### Task details
Identify each line holding the string "would" and copy it.

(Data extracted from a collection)
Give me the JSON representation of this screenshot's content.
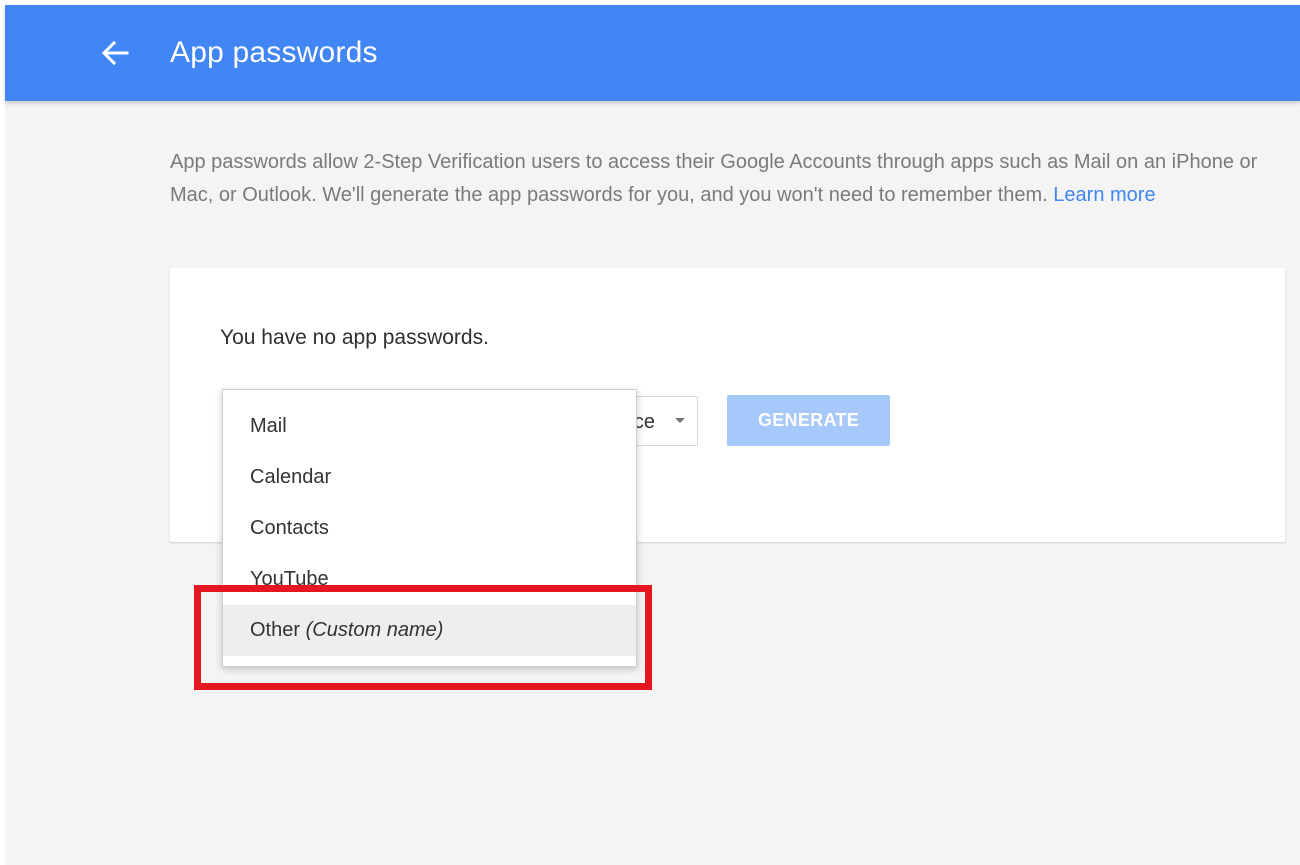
{
  "header": {
    "title": "App passwords",
    "back_icon": "arrow-left-icon",
    "bar_color": "#4285f4"
  },
  "intro": {
    "text": "App passwords allow 2-Step Verification users to access their Google Accounts through apps such as Mail on an iPhone or Mac, or Outlook. We'll generate the app passwords for you, and you won't need to remember them.",
    "learn_more_label": "Learn more",
    "link_color": "#4285f4"
  },
  "card": {
    "empty_message": "You have no app passwords.",
    "device_select": {
      "visible_value": "ce",
      "arrow_icon": "caret-down-icon"
    },
    "generate_label": "GENERATE",
    "generate_color": "#a6c8fa"
  },
  "app_dropdown": {
    "items": [
      {
        "label": "Mail"
      },
      {
        "label": "Calendar"
      },
      {
        "label": "Contacts"
      },
      {
        "label": "YouTube"
      },
      {
        "label": "Other",
        "sub_label": "(Custom name)"
      }
    ],
    "highlighted": "Other"
  },
  "annotation": {
    "color": "#e4161f"
  }
}
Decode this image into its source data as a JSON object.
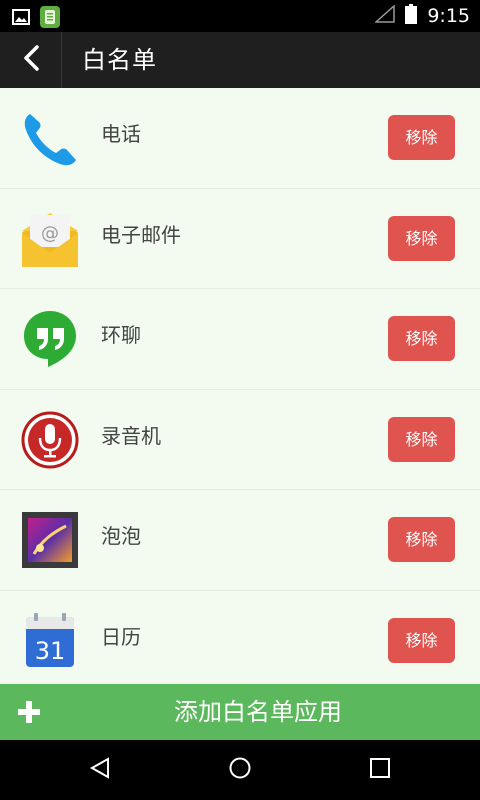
{
  "status_bar": {
    "time": "9:15",
    "left_icons": [
      "image-icon",
      "android-notification-icon"
    ],
    "right_icons": [
      "signal-icon",
      "battery-icon"
    ]
  },
  "title_bar": {
    "title": "白名单",
    "back_icon": "back-arrow-icon"
  },
  "apps": [
    {
      "name": "电话",
      "icon": "phone-icon",
      "remove_label": "移除"
    },
    {
      "name": "电子邮件",
      "icon": "email-icon",
      "remove_label": "移除"
    },
    {
      "name": "环聊",
      "icon": "hangouts-icon",
      "remove_label": "移除"
    },
    {
      "name": "录音机",
      "icon": "voice-recorder-icon",
      "remove_label": "移除"
    },
    {
      "name": "泡泡",
      "icon": "bubbles-icon",
      "remove_label": "移除"
    },
    {
      "name": "日历",
      "icon": "calendar-icon",
      "remove_label": "移除",
      "icon_text": "31"
    }
  ],
  "add_bar": {
    "label": "添加白名单应用",
    "icon": "plus-icon"
  },
  "nav_bar": {
    "icons": [
      "back-nav-icon",
      "home-nav-icon",
      "recents-nav-icon"
    ]
  },
  "colors": {
    "background": "#f3fbf1",
    "remove_button": "#e05450",
    "add_bar": "#5cb85c",
    "title_bar": "#1f1f1f"
  }
}
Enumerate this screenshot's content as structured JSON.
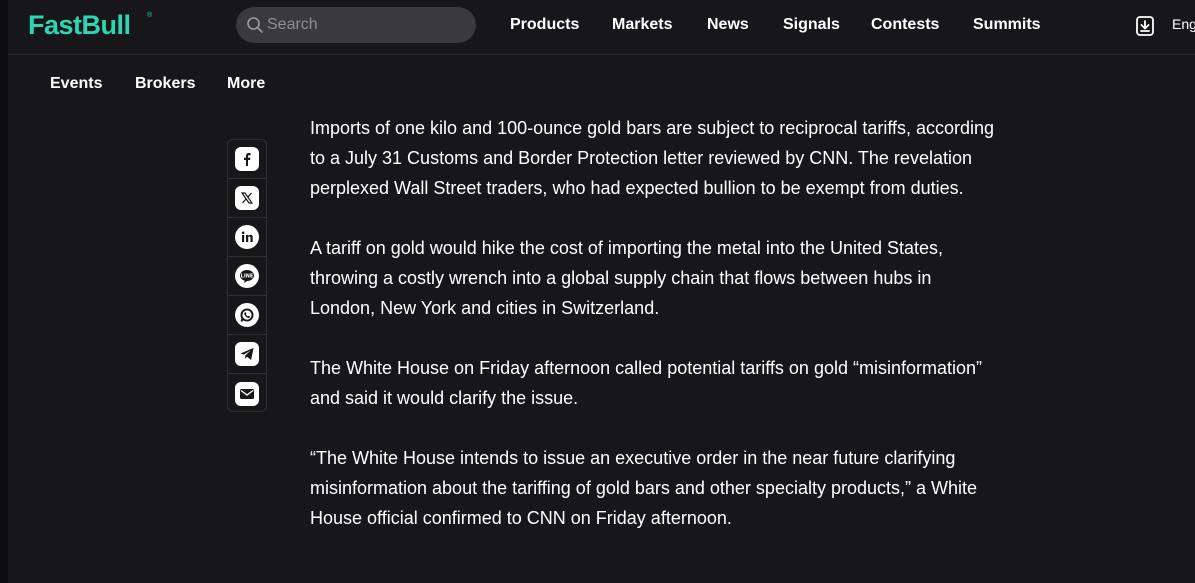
{
  "brand": {
    "name": "FastBull",
    "registered_mark": "®",
    "accent_color": "#2fd5b0"
  },
  "search": {
    "placeholder": "Search"
  },
  "nav": {
    "items": [
      "Products",
      "Markets",
      "News",
      "Signals",
      "Contests",
      "Summits"
    ]
  },
  "language": {
    "label": "Eng"
  },
  "secondary_nav": {
    "items": [
      "Events",
      "Brokers",
      "More"
    ]
  },
  "share": {
    "icons": [
      "facebook-icon",
      "x-icon",
      "linkedin-icon",
      "line-icon",
      "whatsapp-icon",
      "telegram-icon",
      "email-icon"
    ]
  },
  "article": {
    "paragraphs": [
      "Imports of one kilo and 100-ounce gold bars are subject to reciprocal tariffs, according to a July 31 Customs and Border Protection letter reviewed by CNN. The revelation perplexed Wall Street traders, who had expected bullion to be exempt from duties.",
      "A tariff on gold would hike the cost of importing the metal into the United States, throwing a costly wrench into a global supply chain that flows between hubs in London, New York and cities in Switzerland.",
      "The White House on Friday afternoon called potential tariffs on gold “misinformation” and said it would clarify the issue.",
      "“The White House intends to issue an executive order in the near future clarifying misinformation about the tariffing of gold bars and other specialty products,” a White House official confirmed to CNN on Friday afternoon."
    ]
  }
}
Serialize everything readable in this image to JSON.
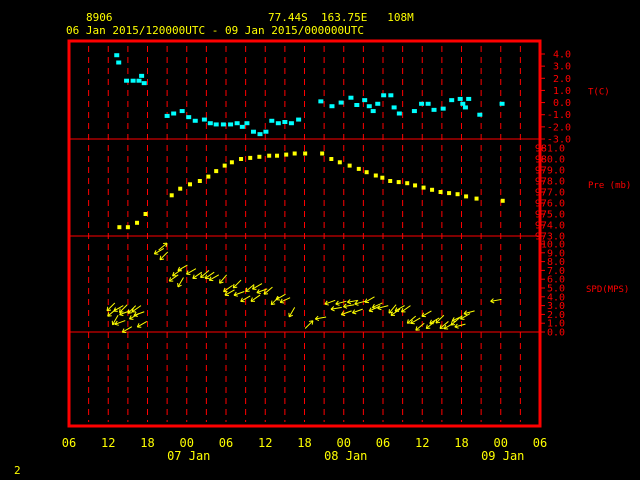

### Task output
      "A tariff on gold would hike the cost of importing the metal into the United States, throwing a costly wrench into a global supply chain that flows between hubs in London, New York and cities in Switzerland.",
      "The White House on Friday afternoon called potential tariffs on gold “misinformation” and said it would clarify the issue.",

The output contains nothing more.